**WHAT YOU WILL DO:**
Every line holding the word "Forecast" counts once. Give the total, nothing more.

--- MATERIAL FOR THE TASK ---

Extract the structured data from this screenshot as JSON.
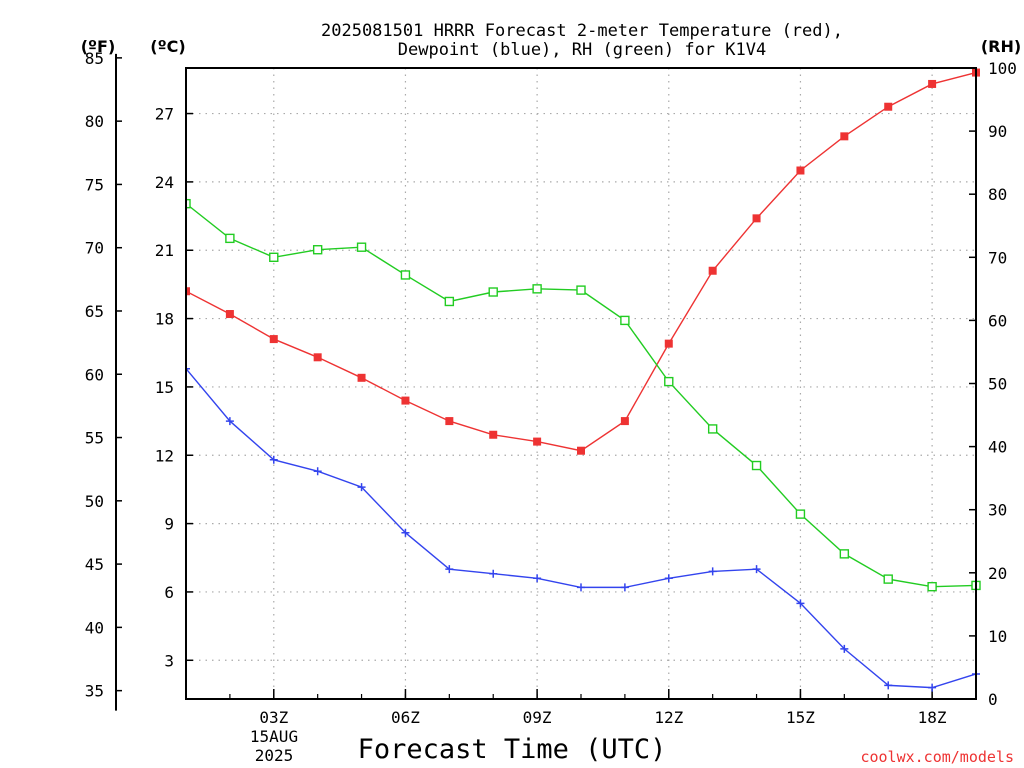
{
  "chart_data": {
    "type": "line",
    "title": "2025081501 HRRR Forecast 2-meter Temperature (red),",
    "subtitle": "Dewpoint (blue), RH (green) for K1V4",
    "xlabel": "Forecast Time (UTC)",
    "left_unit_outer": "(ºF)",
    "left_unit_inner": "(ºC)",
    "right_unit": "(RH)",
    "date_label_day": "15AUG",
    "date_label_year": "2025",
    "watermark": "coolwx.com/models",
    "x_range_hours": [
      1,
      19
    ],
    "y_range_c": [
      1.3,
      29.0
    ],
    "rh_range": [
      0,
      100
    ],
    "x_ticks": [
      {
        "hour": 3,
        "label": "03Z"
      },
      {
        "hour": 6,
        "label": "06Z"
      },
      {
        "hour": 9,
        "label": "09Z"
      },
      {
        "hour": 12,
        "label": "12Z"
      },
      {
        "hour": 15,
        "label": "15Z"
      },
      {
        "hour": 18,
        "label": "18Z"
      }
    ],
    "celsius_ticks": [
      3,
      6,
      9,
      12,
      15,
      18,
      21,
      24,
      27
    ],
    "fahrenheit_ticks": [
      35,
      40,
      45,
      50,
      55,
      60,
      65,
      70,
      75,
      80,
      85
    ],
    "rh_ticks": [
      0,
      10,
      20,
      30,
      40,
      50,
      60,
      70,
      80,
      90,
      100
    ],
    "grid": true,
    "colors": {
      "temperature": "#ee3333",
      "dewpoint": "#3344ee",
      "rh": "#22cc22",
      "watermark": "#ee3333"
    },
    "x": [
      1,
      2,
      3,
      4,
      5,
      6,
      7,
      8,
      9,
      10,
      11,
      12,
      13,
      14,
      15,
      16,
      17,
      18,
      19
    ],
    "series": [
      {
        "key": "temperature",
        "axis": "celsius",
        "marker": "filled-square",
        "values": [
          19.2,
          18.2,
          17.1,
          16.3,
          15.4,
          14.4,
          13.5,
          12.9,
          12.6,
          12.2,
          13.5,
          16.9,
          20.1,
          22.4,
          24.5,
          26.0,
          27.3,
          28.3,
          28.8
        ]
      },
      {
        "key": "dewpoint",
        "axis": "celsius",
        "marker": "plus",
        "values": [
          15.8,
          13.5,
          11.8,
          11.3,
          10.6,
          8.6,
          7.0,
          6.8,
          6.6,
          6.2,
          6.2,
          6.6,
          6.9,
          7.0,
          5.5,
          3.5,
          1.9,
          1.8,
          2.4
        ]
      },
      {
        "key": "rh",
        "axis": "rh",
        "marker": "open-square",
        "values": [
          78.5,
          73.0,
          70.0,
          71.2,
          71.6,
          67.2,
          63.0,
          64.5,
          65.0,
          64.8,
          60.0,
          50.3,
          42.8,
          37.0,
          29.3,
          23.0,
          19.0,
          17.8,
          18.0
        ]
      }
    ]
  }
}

---

**CORRECT RESULT:**
2